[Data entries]

————————

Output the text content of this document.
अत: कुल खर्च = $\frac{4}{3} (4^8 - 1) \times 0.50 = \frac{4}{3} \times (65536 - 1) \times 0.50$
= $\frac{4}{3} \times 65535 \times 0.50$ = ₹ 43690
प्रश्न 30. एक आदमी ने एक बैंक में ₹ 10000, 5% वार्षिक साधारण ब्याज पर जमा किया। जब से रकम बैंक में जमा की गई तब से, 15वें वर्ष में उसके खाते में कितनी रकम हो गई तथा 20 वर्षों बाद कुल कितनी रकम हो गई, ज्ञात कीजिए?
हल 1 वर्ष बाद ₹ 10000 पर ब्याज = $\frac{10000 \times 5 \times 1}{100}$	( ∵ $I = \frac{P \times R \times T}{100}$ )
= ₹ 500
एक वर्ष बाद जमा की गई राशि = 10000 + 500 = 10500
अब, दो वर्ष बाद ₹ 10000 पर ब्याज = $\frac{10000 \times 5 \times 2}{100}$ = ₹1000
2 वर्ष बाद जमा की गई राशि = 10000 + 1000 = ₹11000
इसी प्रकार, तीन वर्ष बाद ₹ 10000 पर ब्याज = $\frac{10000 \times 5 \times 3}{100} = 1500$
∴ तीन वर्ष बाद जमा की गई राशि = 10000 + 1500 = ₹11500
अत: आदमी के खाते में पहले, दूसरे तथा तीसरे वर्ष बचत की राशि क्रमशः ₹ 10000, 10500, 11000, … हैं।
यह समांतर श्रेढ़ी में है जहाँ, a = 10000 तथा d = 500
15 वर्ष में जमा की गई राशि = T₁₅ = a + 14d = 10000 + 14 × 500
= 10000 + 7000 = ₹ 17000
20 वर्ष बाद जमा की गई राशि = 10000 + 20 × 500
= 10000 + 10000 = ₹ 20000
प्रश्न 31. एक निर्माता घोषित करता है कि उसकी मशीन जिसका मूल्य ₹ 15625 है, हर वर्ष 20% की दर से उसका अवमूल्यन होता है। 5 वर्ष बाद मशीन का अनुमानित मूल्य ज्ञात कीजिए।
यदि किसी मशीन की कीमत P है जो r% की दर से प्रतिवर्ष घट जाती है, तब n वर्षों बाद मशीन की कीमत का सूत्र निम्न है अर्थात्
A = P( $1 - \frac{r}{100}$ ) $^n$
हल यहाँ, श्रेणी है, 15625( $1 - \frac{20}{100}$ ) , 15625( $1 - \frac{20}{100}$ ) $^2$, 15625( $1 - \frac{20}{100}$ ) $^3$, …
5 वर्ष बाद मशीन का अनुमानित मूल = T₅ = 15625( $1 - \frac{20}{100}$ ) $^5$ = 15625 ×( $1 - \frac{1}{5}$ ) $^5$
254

————————

WORK TO BE COMPLETED: The records above should be restated word for word, please.

RESULT FOR THIS TASK:
Output the text content of this document.
अत: कुल खर्च = $\frac{4}{3} (4^8 - 1) \times 0.50 = \frac{4}{3} \times (65536 - 1) \times 0.50$
= $\frac{4}{3} \times 65535 \times 0.50$ = ₹ 43690
प्रश्न 30. एक आदमी ने एक बैंक में ₹ 10000, 5% वार्षिक साधारण ब्याज पर जमा किया। जब से रकम बैंक में जमा की गई तब से, 15वें वर्ष में उसके खाते में कितनी रकम हो गई तथा 20 वर्षों बाद कुल कितनी रकम हो गई, ज्ञात कीजिए?
हल 1 वर्ष बाद ₹ 10000 पर ब्याज = $\frac{10000 \times 5 \times 1}{100}$	( ∵ $I = \frac{P \times R \times T}{100}$ )
= ₹ 500
एक वर्ष बाद जमा की गई राशि = 10000 + 500 = 10500
अब, दो वर्ष बाद ₹ 10000 पर ब्याज = $\frac{10000 \times 5 \times 2}{100}$ = ₹1000
2 वर्ष बाद जमा की गई राशि = 10000 + 1000 = ₹11000
इसी प्रकार, तीन वर्ष बाद ₹ 10000 पर ब्याज = $\frac{10000 \times 5 \times 3}{100} = 1500$
∴ तीन वर्ष बाद जमा की गई राशि = 10000 + 1500 = ₹11500
अत: आदमी के खाते में पहले, दूसरे तथा तीसरे वर्ष बचत की राशि क्रमशः ₹ 10000, 10500, 11000, … हैं।
यह समांतर श्रेढ़ी में है जहाँ, a = 10000 तथा d = 500
15 वर्ष में जमा की गई राशि = T₁₅ = a + 14d = 10000 + 14 × 500
= 10000 + 7000 = ₹ 17000
20 वर्ष बाद जमा की गई राशि = 10000 + 20 × 500
= 10000 + 10000 = ₹ 20000
प्रश्न 31. एक निर्माता घोषित करता है कि उसकी मशीन जिसका मूल्य ₹ 15625 है, हर वर्ष 20% की दर से उसका अवमूल्यन होता है। 5 वर्ष बाद मशीन का अनुमानित मूल्य ज्ञात कीजिए।
यदि किसी मशीन की कीमत P है जो r% की दर से प्रतिवर्ष घट जाती है, तब n वर्षों बाद मशीन की कीमत का सूत्र निम्न है अर्थात्
A = P( $1 - \frac{r}{100}$ ) $^n$
हल यहाँ, श्रेणी है, 15625( $1 - \frac{20}{100}$ ) , 15625( $1 - \frac{20}{100}$ ) $^2$, 15625( $1 - \frac{20}{100}$ ) $^3$, …
5 वर्ष बाद मशीन का अनुमानित मूल = T₅ = 15625( $1 - \frac{20}{100}$ ) $^5$ = 15625 ×( $1 - \frac{1}{5}$ ) $^5$
254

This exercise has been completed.